• Task directions: Reproduce all of the data below without alteration; exclude every picture.

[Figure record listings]
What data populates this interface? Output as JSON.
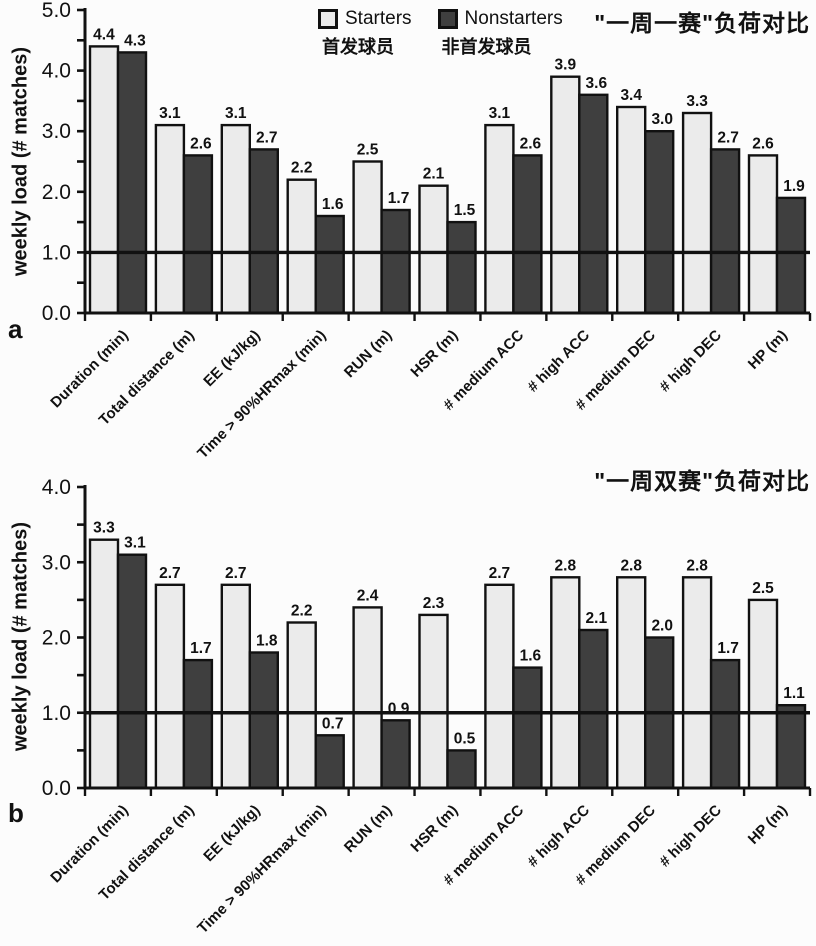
{
  "figure": {
    "background": "#fcfcfc",
    "axis_color": "#111111",
    "bar_stroke": "#111111"
  },
  "legend": {
    "items": [
      {
        "label": "Starters",
        "label_zh": "首发球员",
        "fill": "#ebebeb"
      },
      {
        "label": "Nonstarters",
        "label_zh": "非首发球员",
        "fill": "#3f3f3f"
      }
    ]
  },
  "chart_data": [
    {
      "type": "bar",
      "panel_label": "a",
      "title": "\"一周一赛\"负荷对比",
      "ylabel": "weekly load (# matches)",
      "xlabel": "",
      "ylim": [
        0.0,
        5.0
      ],
      "ytick_step": 1.0,
      "minor_tick_step": 0.5,
      "reference_line_y": 1.0,
      "grid": false,
      "legend_position": "top",
      "categories": [
        "Duration (min)",
        "Total distance (m)",
        "EE (kJ/kg)",
        "Time > 90%HRmax (min)",
        "RUN (m)",
        "HSR (m)",
        "# medium ACC",
        "# high ACC",
        "# medium DEC",
        "# high DEC",
        "HP (m)"
      ],
      "series": [
        {
          "name": "Starters",
          "fill": "#ebebeb",
          "values": [
            4.4,
            3.1,
            3.1,
            2.2,
            2.5,
            2.1,
            3.1,
            3.9,
            3.4,
            3.3,
            2.6
          ]
        },
        {
          "name": "Nonstarters",
          "fill": "#3f3f3f",
          "values": [
            4.3,
            2.6,
            2.7,
            1.6,
            1.7,
            1.5,
            2.6,
            3.6,
            3.0,
            2.7,
            1.9
          ]
        }
      ]
    },
    {
      "type": "bar",
      "panel_label": "b",
      "title": "\"一周双赛\"负荷对比",
      "ylabel": "weekly load (# matches)",
      "xlabel": "",
      "ylim": [
        0.0,
        4.0
      ],
      "ytick_step": 1.0,
      "minor_tick_step": 0.5,
      "reference_line_y": 1.0,
      "grid": false,
      "legend_position": "none",
      "categories": [
        "Duration (min)",
        "Total distance (m)",
        "EE (kJ/kg)",
        "Time > 90%HRmax (min)",
        "RUN (m)",
        "HSR (m)",
        "# medium ACC",
        "# high ACC",
        "# medium DEC",
        "# high DEC",
        "HP (m)"
      ],
      "series": [
        {
          "name": "Starters",
          "fill": "#ebebeb",
          "values": [
            3.3,
            2.7,
            2.7,
            2.2,
            2.4,
            2.3,
            2.7,
            2.8,
            2.8,
            2.8,
            2.5
          ]
        },
        {
          "name": "Nonstarters",
          "fill": "#3f3f3f",
          "values": [
            3.1,
            1.7,
            1.8,
            0.7,
            0.9,
            0.5,
            1.6,
            2.1,
            2.0,
            1.7,
            1.1
          ]
        }
      ]
    }
  ]
}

• The result:
What data populates this interface? Output as JSON.
{
  "figure": {
    "background": "#fcfcfc",
    "axis_color": "#111111",
    "bar_stroke": "#111111"
  },
  "legend": {
    "items": [
      {
        "label": "Starters",
        "label_zh": "首发球员",
        "fill": "#ebebeb"
      },
      {
        "label": "Nonstarters",
        "label_zh": "非首发球员",
        "fill": "#3f3f3f"
      }
    ]
  },
  "chart_data": [
    {
      "type": "bar",
      "panel_label": "a",
      "title": "\"一周一赛\"负荷对比",
      "ylabel": "weekly load (# matches)",
      "xlabel": "",
      "ylim": [
        0.0,
        5.0
      ],
      "ytick_step": 1.0,
      "minor_tick_step": 0.5,
      "reference_line_y": 1.0,
      "grid": false,
      "legend_position": "top",
      "categories": [
        "Duration (min)",
        "Total distance (m)",
        "EE (kJ/kg)",
        "Time > 90%HRmax (min)",
        "RUN (m)",
        "HSR (m)",
        "# medium ACC",
        "# high ACC",
        "# medium DEC",
        "# high DEC",
        "HP (m)"
      ],
      "series": [
        {
          "name": "Starters",
          "fill": "#ebebeb",
          "values": [
            4.4,
            3.1,
            3.1,
            2.2,
            2.5,
            2.1,
            3.1,
            3.9,
            3.4,
            3.3,
            2.6
          ]
        },
        {
          "name": "Nonstarters",
          "fill": "#3f3f3f",
          "values": [
            4.3,
            2.6,
            2.7,
            1.6,
            1.7,
            1.5,
            2.6,
            3.6,
            3.0,
            2.7,
            1.9
          ]
        }
      ]
    },
    {
      "type": "bar",
      "panel_label": "b",
      "title": "\"一周双赛\"负荷对比",
      "ylabel": "weekly load (# matches)",
      "xlabel": "",
      "ylim": [
        0.0,
        4.0
      ],
      "ytick_step": 1.0,
      "minor_tick_step": 0.5,
      "reference_line_y": 1.0,
      "grid": false,
      "legend_position": "none",
      "categories": [
        "Duration (min)",
        "Total distance (m)",
        "EE (kJ/kg)",
        "Time > 90%HRmax (min)",
        "RUN (m)",
        "HSR (m)",
        "# medium ACC",
        "# high ACC",
        "# medium DEC",
        "# high DEC",
        "HP (m)"
      ],
      "series": [
        {
          "name": "Starters",
          "fill": "#ebebeb",
          "values": [
            3.3,
            2.7,
            2.7,
            2.2,
            2.4,
            2.3,
            2.7,
            2.8,
            2.8,
            2.8,
            2.5
          ]
        },
        {
          "name": "Nonstarters",
          "fill": "#3f3f3f",
          "values": [
            3.1,
            1.7,
            1.8,
            0.7,
            0.9,
            0.5,
            1.6,
            2.1,
            2.0,
            1.7,
            1.1
          ]
        }
      ]
    }
  ]
}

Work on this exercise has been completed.